----- MATERIAL PROVIDED

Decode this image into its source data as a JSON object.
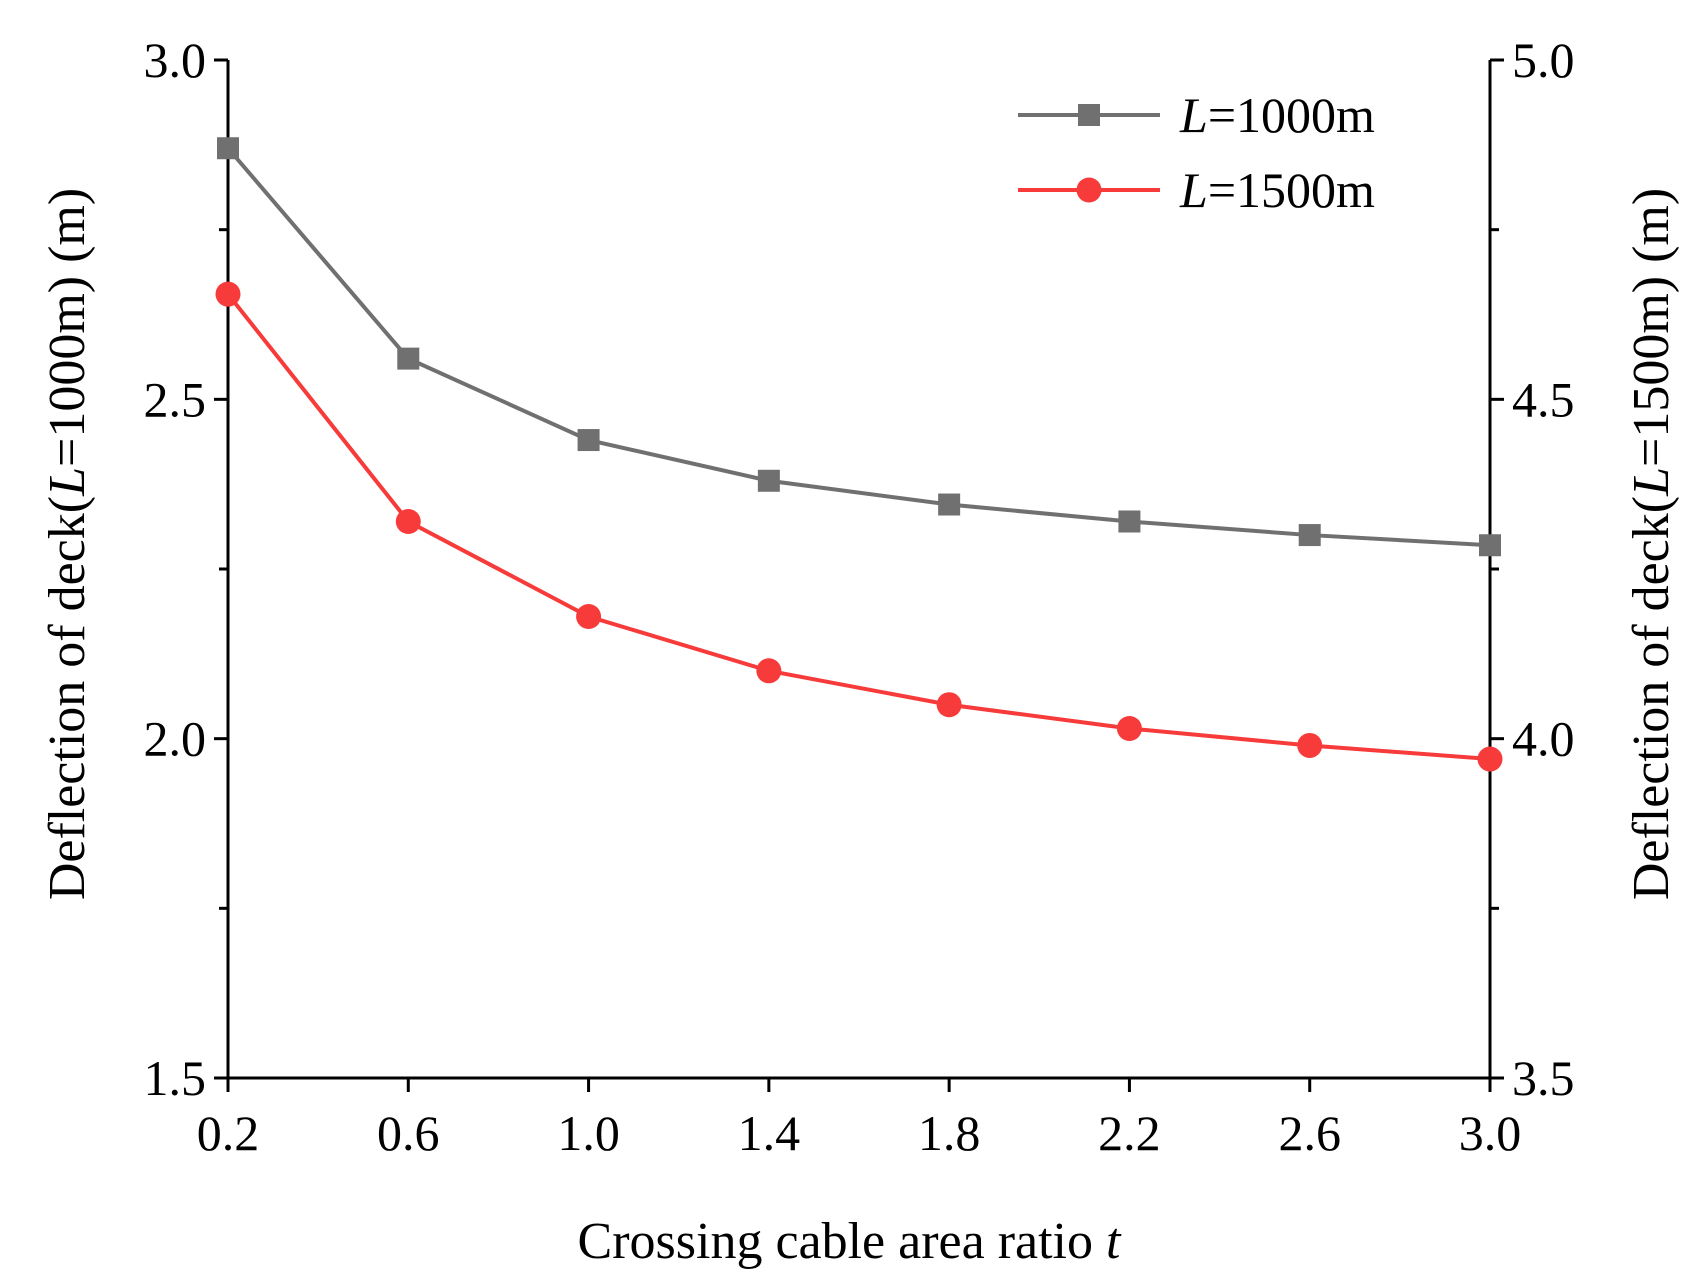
{
  "chart_data": {
    "type": "line",
    "x": [
      0.2,
      0.6,
      1.0,
      1.4,
      1.8,
      2.2,
      2.6,
      3.0
    ],
    "xlim": [
      0.2,
      3.0
    ],
    "x_ticks": [
      "0.2",
      "0.6",
      "1.0",
      "1.4",
      "1.8",
      "2.2",
      "2.6",
      "3.0"
    ],
    "xlabel_prefix": "Crossing cable area ratio ",
    "xlabel_var": "t",
    "y_left": {
      "lim": [
        1.5,
        3.0
      ],
      "ticks": [
        "1.5",
        "2.0",
        "2.5",
        "3.0"
      ],
      "label_prefix": "Deflection of deck(",
      "label_var": "L",
      "label_suffix": "=1000m) (m)"
    },
    "y_right": {
      "lim": [
        3.5,
        5.0
      ],
      "ticks": [
        "3.5",
        "4.0",
        "4.5",
        "5.0"
      ],
      "label_prefix": "Deflection of deck(",
      "label_var": "L",
      "label_suffix": "=1500m) (m)"
    },
    "series": [
      {
        "name_var": "L",
        "name_suffix": "=1000m",
        "axis": "left",
        "marker": "square",
        "color": "#707070",
        "values": [
          2.87,
          2.56,
          2.44,
          2.38,
          2.345,
          2.32,
          2.3,
          2.285
        ]
      },
      {
        "name_var": "L",
        "name_suffix": "=1500m",
        "axis": "right",
        "marker": "circle",
        "color": "#f73b3b",
        "values": [
          4.655,
          4.32,
          4.18,
          4.1,
          4.05,
          4.015,
          3.99,
          3.97
        ]
      }
    ],
    "legend_position": "top-right",
    "grid": false
  }
}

----------

PROBLEM DESCRIPTION. In this exercise, set down all of the data exactly, without the pictures.

ANSWER TO THIS PROBLEM.
Decode this image into its source data as a JSON object.
{
  "chart_data": {
    "type": "line",
    "x": [
      0.2,
      0.6,
      1.0,
      1.4,
      1.8,
      2.2,
      2.6,
      3.0
    ],
    "xlim": [
      0.2,
      3.0
    ],
    "x_ticks": [
      "0.2",
      "0.6",
      "1.0",
      "1.4",
      "1.8",
      "2.2",
      "2.6",
      "3.0"
    ],
    "xlabel_prefix": "Crossing cable area ratio ",
    "xlabel_var": "t",
    "y_left": {
      "lim": [
        1.5,
        3.0
      ],
      "ticks": [
        "1.5",
        "2.0",
        "2.5",
        "3.0"
      ],
      "label_prefix": "Deflection of deck(",
      "label_var": "L",
      "label_suffix": "=1000m) (m)"
    },
    "y_right": {
      "lim": [
        3.5,
        5.0
      ],
      "ticks": [
        "3.5",
        "4.0",
        "4.5",
        "5.0"
      ],
      "label_prefix": "Deflection of deck(",
      "label_var": "L",
      "label_suffix": "=1500m) (m)"
    },
    "series": [
      {
        "name_var": "L",
        "name_suffix": "=1000m",
        "axis": "left",
        "marker": "square",
        "color": "#707070",
        "values": [
          2.87,
          2.56,
          2.44,
          2.38,
          2.345,
          2.32,
          2.3,
          2.285
        ]
      },
      {
        "name_var": "L",
        "name_suffix": "=1500m",
        "axis": "right",
        "marker": "circle",
        "color": "#f73b3b",
        "values": [
          4.655,
          4.32,
          4.18,
          4.1,
          4.05,
          4.015,
          3.99,
          3.97
        ]
      }
    ],
    "legend_position": "top-right",
    "grid": false
  }
}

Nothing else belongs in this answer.